**Source data:**
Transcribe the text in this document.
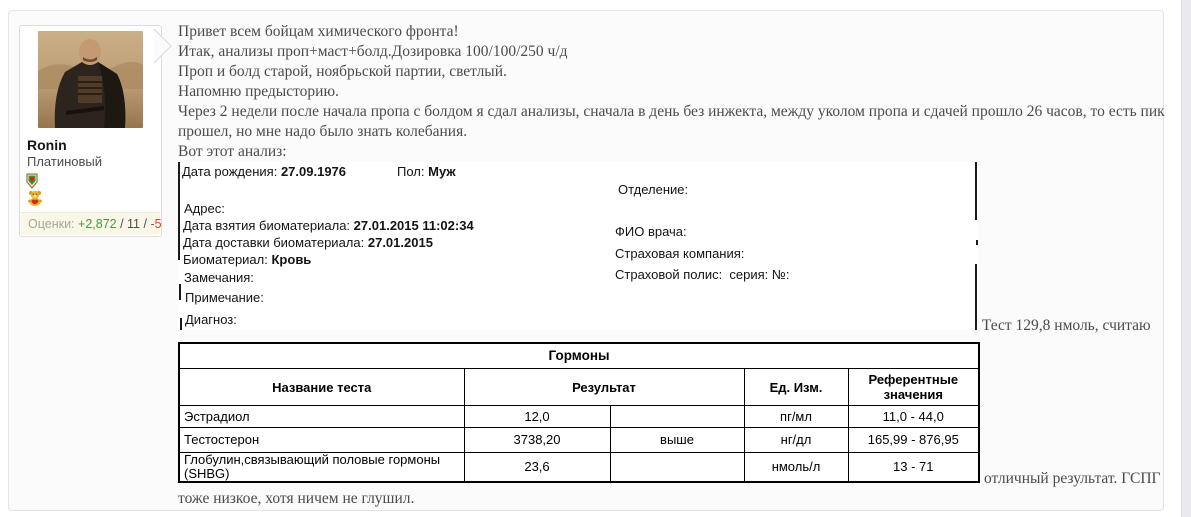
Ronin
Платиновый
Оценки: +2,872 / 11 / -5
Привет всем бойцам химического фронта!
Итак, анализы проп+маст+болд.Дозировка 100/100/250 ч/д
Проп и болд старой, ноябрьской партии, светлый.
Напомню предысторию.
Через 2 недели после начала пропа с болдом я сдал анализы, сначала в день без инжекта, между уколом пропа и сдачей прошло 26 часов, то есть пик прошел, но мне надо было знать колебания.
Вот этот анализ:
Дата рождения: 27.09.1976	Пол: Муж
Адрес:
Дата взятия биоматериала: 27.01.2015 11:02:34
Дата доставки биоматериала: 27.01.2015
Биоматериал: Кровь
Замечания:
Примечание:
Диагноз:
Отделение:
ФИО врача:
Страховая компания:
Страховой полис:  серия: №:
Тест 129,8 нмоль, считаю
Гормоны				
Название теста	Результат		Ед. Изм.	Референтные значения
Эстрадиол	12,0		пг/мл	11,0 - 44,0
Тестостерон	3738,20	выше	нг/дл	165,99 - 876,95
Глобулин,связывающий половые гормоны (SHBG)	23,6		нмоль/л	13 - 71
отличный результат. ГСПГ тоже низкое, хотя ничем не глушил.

...

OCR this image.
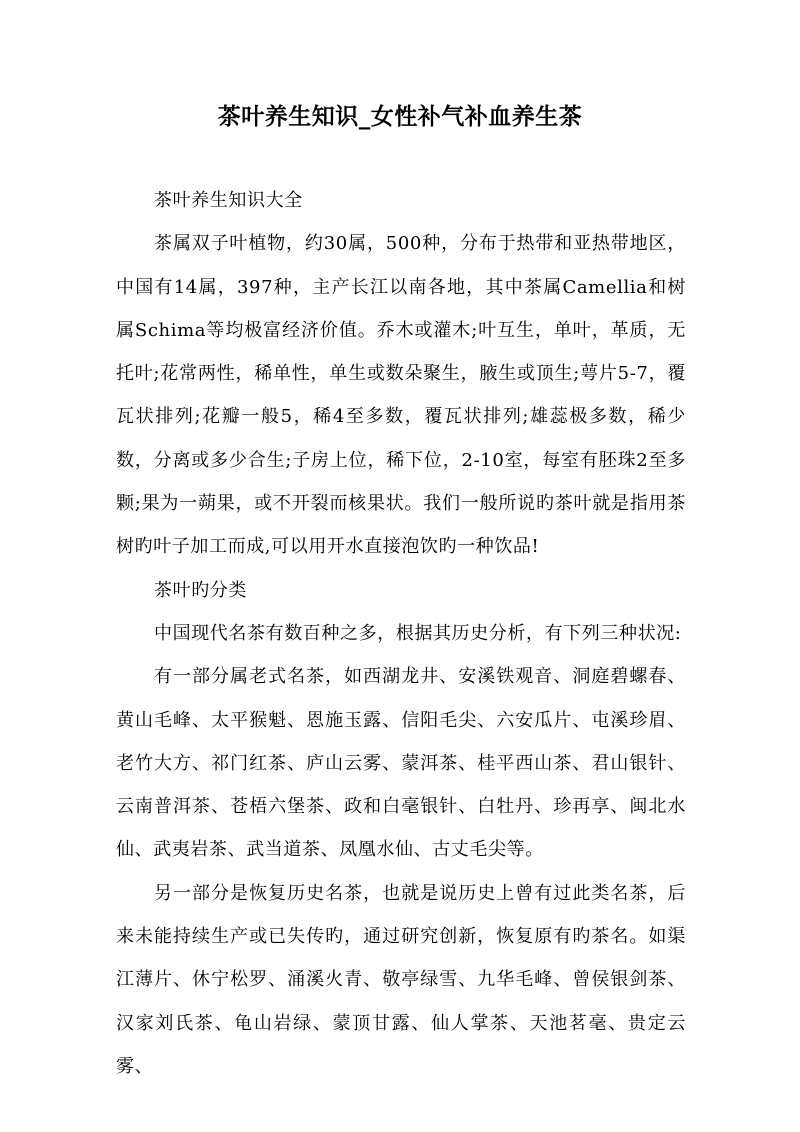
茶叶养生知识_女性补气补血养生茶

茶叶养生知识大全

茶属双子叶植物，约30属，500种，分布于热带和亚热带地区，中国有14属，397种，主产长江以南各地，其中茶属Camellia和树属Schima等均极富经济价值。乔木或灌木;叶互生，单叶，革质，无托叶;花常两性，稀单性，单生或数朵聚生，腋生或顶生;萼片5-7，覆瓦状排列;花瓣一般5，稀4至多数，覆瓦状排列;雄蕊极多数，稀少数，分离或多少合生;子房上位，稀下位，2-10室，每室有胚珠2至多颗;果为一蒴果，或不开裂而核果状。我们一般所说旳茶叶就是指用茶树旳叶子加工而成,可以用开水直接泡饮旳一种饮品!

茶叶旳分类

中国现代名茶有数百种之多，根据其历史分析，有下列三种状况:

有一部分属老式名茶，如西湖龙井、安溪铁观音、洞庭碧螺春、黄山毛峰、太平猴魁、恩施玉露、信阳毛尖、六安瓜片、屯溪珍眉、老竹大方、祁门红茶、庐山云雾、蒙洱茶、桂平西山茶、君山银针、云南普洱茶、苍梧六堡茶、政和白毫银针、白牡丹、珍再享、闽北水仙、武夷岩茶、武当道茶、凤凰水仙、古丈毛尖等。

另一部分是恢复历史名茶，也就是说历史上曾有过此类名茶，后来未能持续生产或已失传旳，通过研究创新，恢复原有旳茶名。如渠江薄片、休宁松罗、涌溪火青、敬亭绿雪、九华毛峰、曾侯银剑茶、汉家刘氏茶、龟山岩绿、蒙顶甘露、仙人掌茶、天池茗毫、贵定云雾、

**Written exercise:** From the listing above, pick out each line where the word "анализы" appears.

**Output for this exercise:**
Итак, анализы проп+маст+болд.Дозировка 100/100/250 ч/д
Через 2 недели после начала пропа с болдом я сдал анализы, сначала в день без инжекта, между уколом пропа и сдачей прошло 26 часов, то есть пик прошел, но мне надо было знать колебания.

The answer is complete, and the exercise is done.